Part of a data file
---*---

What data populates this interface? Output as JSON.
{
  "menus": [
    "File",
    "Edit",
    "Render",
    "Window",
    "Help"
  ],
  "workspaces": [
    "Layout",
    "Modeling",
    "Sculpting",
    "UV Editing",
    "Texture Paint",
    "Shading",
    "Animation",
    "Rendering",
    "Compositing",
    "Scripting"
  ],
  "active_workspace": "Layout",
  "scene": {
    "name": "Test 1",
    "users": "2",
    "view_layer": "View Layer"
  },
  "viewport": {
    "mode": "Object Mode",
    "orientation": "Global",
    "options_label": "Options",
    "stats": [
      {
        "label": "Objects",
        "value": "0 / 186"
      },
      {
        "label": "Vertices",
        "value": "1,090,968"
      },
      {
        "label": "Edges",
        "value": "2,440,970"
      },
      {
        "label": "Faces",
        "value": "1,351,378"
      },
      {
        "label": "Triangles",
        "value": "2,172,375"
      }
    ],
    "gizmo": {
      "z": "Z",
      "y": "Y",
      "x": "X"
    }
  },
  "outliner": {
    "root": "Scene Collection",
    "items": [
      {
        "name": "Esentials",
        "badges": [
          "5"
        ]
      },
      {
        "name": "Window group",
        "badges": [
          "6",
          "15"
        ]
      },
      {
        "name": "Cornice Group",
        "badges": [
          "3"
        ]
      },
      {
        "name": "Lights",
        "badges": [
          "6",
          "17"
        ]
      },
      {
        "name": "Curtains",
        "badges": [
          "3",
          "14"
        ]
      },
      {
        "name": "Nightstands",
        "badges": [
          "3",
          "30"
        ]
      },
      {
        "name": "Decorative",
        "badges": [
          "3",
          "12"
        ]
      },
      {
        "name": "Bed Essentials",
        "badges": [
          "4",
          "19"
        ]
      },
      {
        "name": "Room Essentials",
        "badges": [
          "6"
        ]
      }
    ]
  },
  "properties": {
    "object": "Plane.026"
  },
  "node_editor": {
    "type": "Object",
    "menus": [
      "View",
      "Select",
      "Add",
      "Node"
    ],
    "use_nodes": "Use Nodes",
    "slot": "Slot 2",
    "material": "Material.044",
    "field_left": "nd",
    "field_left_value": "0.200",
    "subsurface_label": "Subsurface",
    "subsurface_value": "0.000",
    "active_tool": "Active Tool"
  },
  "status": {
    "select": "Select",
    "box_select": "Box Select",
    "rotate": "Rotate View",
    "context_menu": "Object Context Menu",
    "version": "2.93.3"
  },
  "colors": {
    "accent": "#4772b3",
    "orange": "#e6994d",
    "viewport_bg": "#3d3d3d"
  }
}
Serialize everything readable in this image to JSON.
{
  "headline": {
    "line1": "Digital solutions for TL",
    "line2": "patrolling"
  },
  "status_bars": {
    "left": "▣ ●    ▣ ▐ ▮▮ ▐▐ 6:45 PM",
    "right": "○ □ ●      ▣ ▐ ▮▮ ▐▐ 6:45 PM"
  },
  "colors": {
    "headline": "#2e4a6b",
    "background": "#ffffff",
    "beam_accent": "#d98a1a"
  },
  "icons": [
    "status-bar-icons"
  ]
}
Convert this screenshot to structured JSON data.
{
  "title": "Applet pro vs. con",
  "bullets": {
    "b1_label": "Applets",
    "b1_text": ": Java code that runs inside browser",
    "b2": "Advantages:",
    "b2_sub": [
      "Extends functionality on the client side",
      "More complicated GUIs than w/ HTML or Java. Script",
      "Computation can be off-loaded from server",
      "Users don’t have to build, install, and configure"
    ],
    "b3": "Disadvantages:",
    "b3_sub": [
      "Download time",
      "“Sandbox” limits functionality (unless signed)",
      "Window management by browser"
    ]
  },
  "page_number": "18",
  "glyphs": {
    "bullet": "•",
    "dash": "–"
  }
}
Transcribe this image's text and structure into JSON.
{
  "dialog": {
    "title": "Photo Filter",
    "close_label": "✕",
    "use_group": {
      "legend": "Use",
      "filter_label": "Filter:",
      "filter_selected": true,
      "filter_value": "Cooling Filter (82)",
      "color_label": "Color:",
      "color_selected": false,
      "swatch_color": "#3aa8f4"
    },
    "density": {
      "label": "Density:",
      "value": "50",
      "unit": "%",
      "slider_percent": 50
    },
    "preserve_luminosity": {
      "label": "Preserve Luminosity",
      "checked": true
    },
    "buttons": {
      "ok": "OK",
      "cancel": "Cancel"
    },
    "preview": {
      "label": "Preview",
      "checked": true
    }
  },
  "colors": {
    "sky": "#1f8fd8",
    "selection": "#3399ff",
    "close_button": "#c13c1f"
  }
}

---*---

**WHAT THE TASK REQUIRES:**
Write out every line of the data that holds the word "title".

**THE SOLUTION:**
  "title": "Applet pro vs. con",
    "title": "Photo Filter",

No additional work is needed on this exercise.